[Exercise instructions]
Find the string "ffffff" and gather every line that holds it.

[Dataset extract]
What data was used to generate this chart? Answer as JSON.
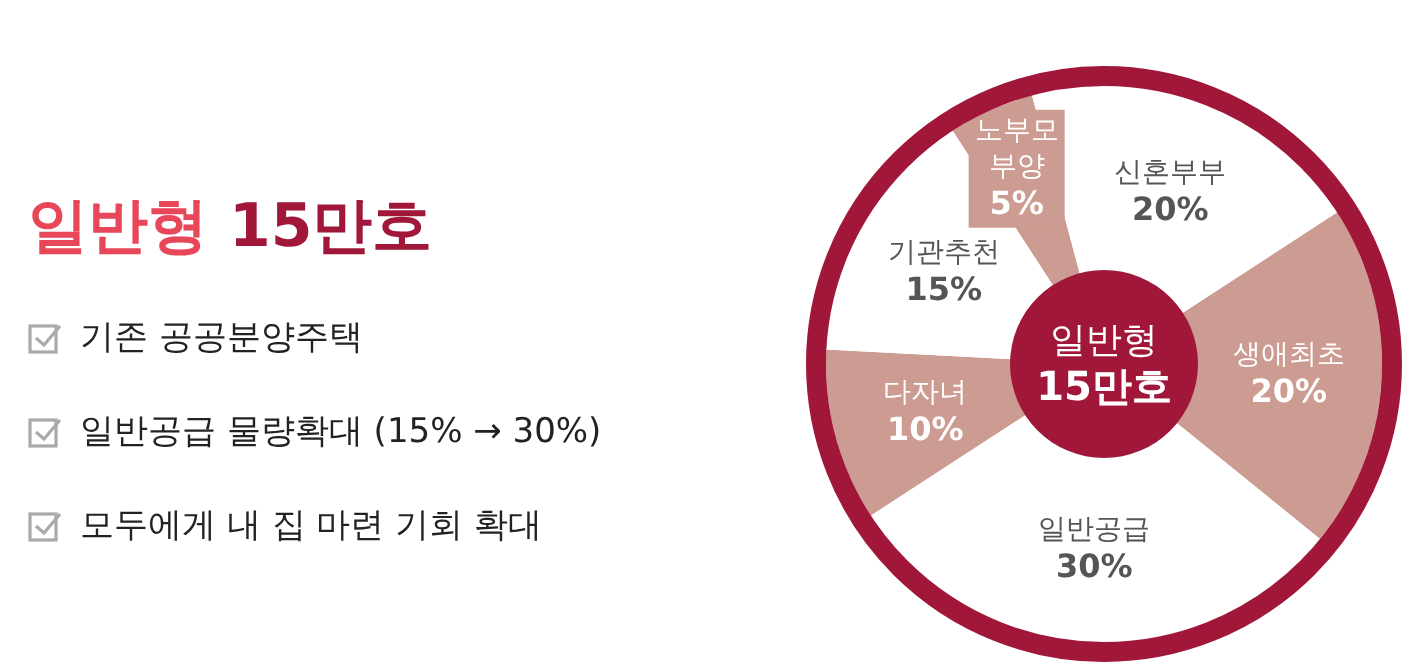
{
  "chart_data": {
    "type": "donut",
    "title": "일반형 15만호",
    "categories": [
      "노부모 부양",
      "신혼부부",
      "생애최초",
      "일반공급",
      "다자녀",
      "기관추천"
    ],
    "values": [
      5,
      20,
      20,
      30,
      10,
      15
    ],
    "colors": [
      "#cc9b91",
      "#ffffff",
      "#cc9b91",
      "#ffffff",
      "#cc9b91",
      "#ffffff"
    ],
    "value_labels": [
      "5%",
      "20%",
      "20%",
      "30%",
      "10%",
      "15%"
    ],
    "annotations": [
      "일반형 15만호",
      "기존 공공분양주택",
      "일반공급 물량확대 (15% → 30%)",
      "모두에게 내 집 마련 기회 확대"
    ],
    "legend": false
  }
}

* * *

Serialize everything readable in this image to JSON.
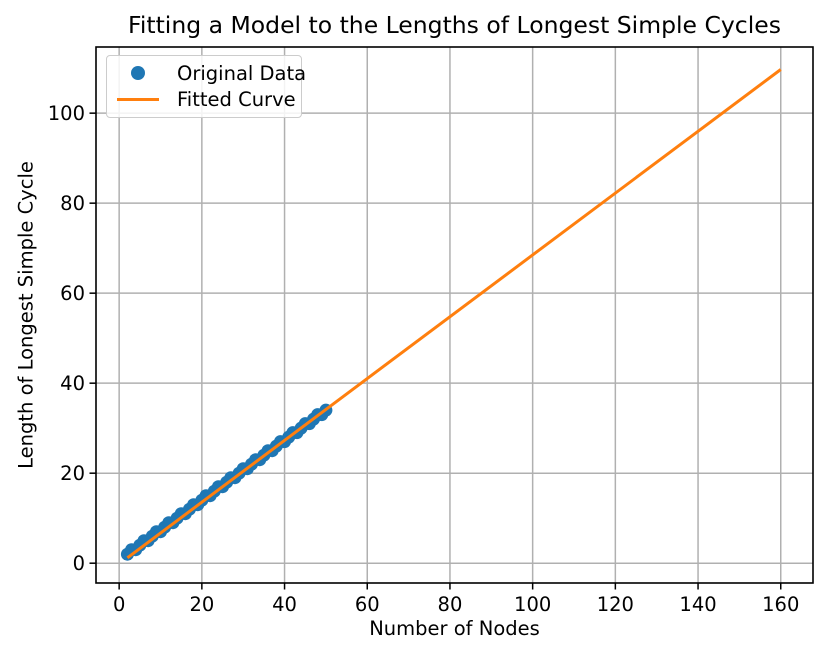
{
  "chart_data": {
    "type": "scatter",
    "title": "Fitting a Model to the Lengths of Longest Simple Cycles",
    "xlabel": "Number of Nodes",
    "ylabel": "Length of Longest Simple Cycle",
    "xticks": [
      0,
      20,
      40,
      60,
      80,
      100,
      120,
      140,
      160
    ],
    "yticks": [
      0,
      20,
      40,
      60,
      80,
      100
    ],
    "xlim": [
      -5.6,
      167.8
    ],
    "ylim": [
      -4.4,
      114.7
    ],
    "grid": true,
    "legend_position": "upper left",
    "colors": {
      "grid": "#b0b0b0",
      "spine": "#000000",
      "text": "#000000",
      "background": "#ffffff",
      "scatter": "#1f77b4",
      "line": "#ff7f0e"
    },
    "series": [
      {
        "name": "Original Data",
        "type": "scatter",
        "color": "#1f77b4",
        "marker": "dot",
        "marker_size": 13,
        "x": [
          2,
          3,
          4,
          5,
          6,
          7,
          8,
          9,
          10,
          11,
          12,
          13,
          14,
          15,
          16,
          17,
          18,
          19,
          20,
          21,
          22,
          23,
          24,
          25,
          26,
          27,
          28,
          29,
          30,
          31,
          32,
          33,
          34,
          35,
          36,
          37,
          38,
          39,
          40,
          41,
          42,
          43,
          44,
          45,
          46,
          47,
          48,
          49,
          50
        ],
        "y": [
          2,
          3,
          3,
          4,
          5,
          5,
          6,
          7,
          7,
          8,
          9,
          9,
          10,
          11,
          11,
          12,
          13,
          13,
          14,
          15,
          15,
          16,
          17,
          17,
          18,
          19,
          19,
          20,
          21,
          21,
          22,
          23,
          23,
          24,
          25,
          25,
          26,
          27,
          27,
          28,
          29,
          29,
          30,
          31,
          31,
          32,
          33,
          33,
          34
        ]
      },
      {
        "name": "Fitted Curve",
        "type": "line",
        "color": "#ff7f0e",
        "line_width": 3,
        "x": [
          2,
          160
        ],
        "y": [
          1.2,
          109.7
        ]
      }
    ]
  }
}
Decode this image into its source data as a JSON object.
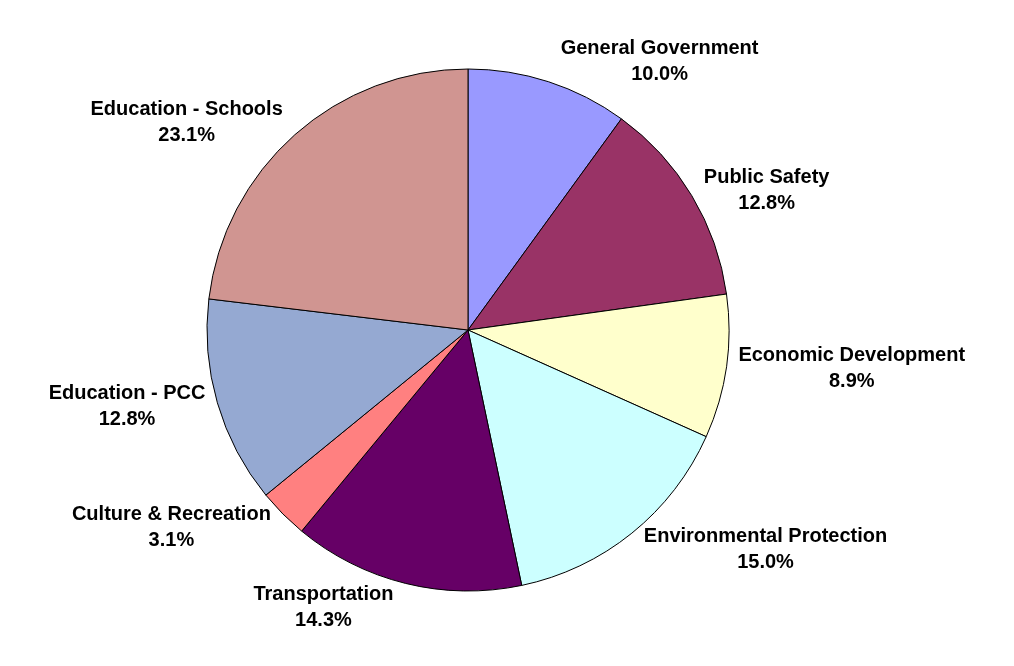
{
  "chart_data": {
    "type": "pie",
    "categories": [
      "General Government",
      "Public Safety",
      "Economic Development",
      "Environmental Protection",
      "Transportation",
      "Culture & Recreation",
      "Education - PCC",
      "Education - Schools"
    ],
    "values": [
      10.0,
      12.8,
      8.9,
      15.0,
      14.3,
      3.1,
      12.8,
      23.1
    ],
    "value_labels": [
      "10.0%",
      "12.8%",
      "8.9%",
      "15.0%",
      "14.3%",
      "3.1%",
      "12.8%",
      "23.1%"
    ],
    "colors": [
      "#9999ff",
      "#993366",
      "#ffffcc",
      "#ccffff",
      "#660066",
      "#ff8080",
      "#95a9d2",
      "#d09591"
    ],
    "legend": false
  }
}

[Response]
      "#ffffff",
      "#ffffff",
      "#ffffff"
      "background": "#ffffff",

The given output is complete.